** To do **
Tally how many lines include "this". The number is the whole answer.

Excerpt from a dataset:

↓

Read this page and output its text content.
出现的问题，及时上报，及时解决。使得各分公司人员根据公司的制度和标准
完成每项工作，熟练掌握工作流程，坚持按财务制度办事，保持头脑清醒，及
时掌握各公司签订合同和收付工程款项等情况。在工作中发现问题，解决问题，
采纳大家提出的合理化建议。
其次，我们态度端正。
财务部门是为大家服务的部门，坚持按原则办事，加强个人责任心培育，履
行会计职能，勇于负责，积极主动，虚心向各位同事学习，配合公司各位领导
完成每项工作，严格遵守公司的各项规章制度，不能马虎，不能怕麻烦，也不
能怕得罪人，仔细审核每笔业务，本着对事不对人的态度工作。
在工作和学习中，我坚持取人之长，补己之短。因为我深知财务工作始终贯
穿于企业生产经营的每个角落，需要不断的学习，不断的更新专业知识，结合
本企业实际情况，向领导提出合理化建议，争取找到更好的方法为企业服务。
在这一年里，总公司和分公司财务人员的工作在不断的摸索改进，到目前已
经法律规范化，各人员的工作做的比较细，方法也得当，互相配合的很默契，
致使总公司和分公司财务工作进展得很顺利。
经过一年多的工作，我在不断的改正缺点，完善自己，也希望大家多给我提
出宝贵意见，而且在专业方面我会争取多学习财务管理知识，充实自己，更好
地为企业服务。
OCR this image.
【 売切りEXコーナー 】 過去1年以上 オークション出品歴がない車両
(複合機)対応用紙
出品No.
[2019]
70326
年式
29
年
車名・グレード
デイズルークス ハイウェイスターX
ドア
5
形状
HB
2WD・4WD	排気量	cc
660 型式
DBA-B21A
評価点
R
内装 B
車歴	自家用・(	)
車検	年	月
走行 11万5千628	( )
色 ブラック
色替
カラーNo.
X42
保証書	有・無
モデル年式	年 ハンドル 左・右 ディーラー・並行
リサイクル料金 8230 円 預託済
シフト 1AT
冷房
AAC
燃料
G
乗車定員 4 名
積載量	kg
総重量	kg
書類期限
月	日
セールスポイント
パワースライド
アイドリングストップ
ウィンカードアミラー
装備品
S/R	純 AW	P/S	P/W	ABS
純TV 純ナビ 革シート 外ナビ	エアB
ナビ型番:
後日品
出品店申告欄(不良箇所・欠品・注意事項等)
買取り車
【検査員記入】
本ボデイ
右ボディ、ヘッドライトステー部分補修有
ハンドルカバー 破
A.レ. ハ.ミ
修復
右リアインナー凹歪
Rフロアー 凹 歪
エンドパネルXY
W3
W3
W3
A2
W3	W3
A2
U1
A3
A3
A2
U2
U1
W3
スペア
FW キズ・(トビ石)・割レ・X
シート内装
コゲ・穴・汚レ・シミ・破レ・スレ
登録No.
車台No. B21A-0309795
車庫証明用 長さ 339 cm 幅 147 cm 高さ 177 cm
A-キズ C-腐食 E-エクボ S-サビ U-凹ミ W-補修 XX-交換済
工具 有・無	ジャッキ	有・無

↑

** Task result **
2